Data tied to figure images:
• • • •

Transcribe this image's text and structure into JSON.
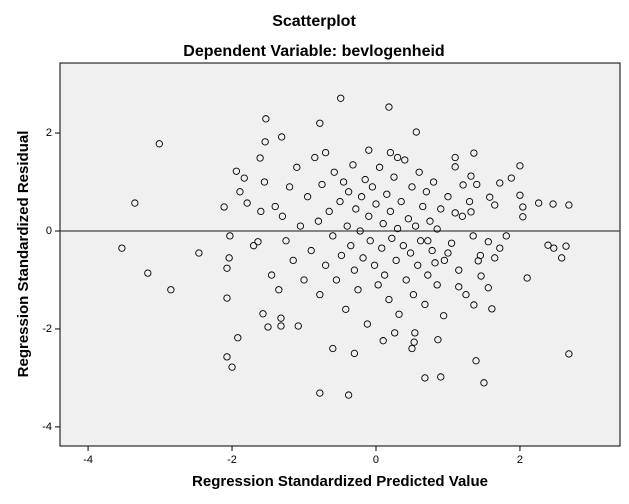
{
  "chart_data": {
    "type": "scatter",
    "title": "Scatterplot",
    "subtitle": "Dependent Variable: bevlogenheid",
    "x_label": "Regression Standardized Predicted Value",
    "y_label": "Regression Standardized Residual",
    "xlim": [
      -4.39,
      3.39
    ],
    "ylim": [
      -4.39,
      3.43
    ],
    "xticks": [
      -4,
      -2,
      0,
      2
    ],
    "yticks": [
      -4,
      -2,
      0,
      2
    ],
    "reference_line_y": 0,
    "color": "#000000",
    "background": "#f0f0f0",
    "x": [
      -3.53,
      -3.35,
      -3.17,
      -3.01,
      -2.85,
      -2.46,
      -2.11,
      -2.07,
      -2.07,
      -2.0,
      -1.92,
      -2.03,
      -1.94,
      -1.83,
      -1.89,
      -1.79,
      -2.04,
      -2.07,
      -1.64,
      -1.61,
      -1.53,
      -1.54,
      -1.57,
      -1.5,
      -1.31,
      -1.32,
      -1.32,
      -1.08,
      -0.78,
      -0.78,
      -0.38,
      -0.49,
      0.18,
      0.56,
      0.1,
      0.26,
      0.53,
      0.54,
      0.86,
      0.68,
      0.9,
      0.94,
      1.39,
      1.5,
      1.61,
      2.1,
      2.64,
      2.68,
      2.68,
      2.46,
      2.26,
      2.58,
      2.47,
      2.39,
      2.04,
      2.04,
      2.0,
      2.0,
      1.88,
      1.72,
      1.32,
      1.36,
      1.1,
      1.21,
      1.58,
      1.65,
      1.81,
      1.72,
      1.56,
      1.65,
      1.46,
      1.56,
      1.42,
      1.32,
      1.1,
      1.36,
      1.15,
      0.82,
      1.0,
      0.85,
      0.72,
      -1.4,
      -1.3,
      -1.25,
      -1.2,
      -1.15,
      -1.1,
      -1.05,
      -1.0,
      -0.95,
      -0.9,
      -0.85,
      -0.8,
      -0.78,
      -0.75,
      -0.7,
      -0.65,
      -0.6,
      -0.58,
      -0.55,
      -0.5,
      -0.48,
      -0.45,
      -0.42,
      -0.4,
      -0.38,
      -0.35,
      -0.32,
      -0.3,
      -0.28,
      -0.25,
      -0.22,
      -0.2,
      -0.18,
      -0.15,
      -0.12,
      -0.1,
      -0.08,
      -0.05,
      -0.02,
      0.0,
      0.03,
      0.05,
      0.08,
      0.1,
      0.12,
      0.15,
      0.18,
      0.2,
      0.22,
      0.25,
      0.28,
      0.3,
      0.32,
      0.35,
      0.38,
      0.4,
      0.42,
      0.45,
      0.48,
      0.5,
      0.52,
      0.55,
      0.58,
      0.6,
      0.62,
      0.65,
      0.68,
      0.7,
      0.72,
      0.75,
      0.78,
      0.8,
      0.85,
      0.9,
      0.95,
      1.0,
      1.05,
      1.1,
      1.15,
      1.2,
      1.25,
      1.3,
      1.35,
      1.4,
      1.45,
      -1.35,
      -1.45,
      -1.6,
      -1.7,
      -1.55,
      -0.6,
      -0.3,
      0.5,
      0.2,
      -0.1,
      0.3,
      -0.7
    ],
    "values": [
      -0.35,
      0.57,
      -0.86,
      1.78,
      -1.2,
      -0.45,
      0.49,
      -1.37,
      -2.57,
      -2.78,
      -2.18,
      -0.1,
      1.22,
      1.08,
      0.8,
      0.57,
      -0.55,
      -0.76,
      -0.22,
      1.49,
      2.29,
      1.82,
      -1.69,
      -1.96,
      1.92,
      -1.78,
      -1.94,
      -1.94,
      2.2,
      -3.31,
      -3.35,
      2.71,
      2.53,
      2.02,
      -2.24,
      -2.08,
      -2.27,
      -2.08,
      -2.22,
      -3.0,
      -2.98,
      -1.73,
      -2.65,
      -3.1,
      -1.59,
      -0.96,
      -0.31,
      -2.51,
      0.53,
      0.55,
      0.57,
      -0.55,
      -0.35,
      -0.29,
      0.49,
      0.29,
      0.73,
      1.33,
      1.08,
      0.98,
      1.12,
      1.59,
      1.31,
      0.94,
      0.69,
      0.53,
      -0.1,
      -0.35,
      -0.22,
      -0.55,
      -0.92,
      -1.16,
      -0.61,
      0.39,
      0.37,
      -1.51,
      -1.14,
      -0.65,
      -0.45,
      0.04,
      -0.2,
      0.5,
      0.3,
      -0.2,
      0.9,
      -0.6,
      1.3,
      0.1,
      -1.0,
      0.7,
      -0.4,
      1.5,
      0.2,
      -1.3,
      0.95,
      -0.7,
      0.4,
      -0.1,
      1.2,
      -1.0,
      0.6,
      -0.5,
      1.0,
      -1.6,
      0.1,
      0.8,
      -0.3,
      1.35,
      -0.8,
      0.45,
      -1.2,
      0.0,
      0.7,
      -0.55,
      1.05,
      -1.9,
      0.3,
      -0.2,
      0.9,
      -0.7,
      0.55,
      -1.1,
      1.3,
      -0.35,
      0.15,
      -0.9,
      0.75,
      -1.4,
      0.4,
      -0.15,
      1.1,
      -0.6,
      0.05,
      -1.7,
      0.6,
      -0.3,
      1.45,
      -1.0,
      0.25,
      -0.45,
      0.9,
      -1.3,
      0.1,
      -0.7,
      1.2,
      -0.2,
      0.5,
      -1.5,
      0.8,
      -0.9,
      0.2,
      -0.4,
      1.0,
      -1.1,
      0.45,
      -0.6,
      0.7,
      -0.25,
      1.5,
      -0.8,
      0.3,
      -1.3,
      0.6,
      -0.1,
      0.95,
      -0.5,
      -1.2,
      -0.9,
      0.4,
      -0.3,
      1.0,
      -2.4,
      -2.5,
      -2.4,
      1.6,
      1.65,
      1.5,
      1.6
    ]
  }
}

• • • •

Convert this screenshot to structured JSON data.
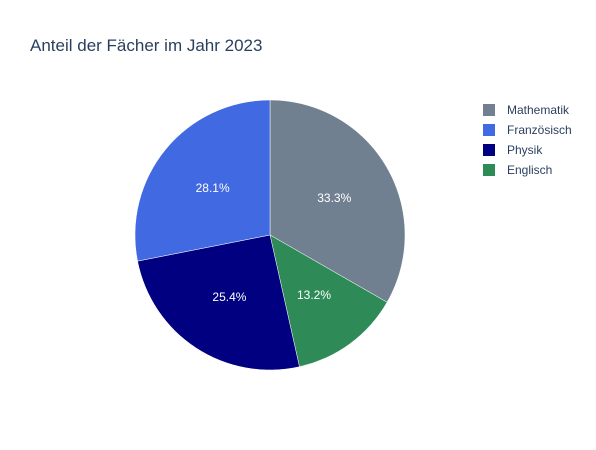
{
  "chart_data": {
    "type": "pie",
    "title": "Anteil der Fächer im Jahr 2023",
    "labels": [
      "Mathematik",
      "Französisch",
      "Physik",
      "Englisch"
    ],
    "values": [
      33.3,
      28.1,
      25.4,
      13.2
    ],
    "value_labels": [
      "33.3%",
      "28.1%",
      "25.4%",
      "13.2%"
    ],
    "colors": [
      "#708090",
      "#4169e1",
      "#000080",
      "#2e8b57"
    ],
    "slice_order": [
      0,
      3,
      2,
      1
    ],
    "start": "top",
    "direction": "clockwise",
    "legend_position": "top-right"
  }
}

• • • •

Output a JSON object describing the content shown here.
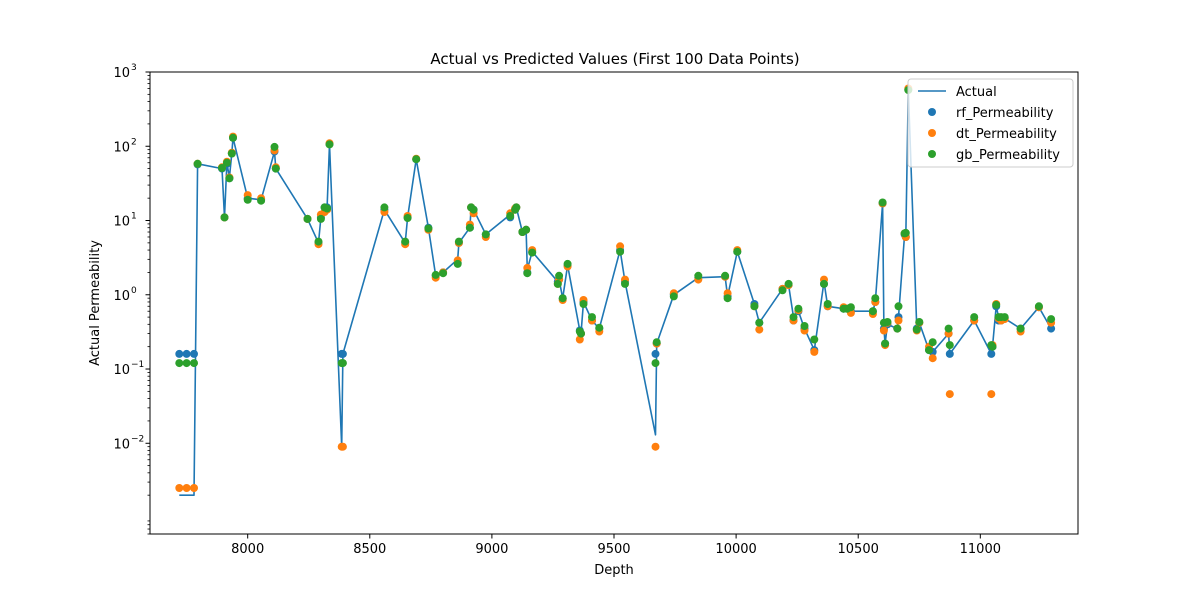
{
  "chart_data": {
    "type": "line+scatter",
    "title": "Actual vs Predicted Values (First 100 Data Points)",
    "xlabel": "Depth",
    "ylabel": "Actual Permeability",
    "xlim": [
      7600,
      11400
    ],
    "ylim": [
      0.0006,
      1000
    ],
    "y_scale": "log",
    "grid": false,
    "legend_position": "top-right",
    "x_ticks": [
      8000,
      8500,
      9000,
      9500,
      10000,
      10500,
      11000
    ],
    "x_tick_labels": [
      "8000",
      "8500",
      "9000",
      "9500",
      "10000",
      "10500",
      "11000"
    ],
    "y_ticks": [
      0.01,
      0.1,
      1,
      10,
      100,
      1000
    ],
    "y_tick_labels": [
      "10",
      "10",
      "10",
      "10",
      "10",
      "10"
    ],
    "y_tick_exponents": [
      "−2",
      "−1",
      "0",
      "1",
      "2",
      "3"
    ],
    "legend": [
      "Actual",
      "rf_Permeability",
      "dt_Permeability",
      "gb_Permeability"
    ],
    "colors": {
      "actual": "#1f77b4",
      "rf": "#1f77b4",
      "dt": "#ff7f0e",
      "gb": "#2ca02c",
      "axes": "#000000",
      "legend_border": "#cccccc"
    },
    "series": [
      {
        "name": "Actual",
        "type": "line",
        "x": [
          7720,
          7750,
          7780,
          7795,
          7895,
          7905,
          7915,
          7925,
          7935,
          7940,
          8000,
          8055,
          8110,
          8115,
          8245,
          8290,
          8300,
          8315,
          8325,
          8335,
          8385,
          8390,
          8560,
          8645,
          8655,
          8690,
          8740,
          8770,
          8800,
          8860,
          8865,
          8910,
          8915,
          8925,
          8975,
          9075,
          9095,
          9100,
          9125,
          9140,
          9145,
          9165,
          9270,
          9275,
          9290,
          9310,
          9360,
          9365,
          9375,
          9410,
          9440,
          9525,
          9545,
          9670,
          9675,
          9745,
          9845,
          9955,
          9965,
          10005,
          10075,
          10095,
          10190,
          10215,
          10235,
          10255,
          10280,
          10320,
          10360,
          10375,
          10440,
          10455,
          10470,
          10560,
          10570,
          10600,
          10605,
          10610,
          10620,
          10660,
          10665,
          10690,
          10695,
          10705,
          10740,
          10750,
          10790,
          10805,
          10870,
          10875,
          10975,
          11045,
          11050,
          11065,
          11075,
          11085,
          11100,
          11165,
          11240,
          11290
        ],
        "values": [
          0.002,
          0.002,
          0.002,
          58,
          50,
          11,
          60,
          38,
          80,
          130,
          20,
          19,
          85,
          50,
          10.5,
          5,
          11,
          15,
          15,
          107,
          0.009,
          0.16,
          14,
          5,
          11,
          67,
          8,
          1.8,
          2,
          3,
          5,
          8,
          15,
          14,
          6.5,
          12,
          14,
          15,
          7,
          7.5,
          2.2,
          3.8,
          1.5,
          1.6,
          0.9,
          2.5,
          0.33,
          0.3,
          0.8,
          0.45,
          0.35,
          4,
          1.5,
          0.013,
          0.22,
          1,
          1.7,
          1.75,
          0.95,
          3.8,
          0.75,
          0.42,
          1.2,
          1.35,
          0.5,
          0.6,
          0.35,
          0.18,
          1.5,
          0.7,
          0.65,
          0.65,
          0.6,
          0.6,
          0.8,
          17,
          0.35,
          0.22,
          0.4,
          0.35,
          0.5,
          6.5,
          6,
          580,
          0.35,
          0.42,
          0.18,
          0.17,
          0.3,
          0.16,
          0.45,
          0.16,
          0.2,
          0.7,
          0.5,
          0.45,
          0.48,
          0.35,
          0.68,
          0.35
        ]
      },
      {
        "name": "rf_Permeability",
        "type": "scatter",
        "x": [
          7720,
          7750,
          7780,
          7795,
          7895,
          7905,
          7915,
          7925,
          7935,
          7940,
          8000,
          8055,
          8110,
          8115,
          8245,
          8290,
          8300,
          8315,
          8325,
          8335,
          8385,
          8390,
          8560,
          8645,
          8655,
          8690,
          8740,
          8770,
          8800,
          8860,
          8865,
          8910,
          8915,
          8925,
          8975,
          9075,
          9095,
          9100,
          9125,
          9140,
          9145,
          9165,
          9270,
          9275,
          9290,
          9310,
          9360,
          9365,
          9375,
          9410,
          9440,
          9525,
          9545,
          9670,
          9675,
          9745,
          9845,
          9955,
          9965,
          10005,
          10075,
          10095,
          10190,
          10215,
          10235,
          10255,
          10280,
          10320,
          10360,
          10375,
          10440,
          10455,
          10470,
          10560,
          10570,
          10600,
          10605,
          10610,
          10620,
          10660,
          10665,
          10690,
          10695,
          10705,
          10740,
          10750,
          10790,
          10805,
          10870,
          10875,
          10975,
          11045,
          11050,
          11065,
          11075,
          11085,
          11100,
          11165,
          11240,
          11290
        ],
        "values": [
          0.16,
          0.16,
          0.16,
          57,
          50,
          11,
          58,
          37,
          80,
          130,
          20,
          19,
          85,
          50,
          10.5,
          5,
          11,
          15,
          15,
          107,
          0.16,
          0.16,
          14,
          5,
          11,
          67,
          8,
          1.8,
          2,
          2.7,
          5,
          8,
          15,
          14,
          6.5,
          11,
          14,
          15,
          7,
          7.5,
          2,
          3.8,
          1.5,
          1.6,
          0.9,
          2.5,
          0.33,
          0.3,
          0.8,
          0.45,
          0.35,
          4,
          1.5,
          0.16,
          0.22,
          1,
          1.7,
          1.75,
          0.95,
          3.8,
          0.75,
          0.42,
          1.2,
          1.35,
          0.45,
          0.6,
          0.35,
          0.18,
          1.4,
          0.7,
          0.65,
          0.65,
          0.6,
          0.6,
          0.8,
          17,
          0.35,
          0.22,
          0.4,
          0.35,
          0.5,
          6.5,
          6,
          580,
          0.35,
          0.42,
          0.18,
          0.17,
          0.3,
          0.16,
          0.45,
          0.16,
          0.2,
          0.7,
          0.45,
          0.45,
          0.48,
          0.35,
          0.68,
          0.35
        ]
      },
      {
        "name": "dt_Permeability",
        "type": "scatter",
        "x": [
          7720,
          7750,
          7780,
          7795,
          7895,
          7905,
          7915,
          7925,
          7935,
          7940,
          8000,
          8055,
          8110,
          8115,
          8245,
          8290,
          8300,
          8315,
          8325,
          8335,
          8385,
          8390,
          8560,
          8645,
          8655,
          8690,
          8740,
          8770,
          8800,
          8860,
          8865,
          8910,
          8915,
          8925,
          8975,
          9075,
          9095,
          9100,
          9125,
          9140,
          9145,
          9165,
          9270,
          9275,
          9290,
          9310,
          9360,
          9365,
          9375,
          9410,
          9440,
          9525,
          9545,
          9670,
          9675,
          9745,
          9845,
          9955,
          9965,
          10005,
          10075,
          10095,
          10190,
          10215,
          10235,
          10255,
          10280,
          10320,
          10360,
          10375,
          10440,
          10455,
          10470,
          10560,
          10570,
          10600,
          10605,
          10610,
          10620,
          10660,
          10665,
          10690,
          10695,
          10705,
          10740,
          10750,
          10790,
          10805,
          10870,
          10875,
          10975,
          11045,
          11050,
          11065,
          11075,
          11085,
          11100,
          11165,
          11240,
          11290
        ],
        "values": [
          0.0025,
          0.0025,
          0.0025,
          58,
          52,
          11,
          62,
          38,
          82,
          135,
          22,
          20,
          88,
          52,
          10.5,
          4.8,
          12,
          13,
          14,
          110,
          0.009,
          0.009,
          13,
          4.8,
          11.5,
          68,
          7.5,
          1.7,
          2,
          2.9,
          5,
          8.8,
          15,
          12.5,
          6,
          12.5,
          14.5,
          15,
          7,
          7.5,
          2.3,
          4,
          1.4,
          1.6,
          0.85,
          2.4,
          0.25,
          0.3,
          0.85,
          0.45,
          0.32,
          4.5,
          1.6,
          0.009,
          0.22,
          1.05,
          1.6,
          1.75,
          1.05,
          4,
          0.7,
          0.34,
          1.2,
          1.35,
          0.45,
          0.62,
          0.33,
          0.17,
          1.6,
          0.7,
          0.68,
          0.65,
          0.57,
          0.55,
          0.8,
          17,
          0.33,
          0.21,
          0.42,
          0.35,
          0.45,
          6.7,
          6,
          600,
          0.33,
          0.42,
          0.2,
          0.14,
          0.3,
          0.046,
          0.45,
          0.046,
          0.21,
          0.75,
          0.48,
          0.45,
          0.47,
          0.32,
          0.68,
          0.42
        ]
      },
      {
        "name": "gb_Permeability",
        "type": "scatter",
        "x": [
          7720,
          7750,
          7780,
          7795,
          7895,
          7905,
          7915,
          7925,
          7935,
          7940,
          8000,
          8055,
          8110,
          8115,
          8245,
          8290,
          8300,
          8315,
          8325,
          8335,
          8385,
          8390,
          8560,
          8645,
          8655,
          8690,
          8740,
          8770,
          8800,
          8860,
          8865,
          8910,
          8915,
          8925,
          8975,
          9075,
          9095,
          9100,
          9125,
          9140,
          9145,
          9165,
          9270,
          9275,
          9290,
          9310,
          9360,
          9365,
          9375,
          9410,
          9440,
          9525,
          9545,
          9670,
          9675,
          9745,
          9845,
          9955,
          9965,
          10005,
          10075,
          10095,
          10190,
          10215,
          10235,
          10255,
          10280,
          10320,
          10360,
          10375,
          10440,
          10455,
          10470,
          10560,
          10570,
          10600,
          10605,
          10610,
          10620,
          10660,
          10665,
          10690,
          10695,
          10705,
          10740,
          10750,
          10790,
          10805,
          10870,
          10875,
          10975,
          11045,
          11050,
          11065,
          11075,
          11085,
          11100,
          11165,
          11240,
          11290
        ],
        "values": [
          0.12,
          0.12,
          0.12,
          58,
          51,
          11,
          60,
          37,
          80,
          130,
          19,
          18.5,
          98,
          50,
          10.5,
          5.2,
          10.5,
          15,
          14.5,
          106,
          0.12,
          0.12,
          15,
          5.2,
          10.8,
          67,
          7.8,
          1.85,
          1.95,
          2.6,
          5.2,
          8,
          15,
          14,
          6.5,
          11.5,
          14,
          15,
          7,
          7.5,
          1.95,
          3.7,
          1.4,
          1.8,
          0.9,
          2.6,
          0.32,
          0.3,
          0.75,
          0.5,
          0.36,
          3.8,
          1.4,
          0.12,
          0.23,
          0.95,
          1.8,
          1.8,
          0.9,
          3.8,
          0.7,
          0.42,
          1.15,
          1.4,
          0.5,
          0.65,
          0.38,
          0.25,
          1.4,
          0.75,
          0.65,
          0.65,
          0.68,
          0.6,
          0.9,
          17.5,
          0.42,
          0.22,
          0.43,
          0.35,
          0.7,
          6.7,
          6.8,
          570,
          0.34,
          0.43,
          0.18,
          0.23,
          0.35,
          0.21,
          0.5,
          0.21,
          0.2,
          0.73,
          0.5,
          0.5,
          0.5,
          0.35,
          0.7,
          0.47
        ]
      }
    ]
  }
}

• • • •

Your answer should be a single number: the count of lines that contain "right".

2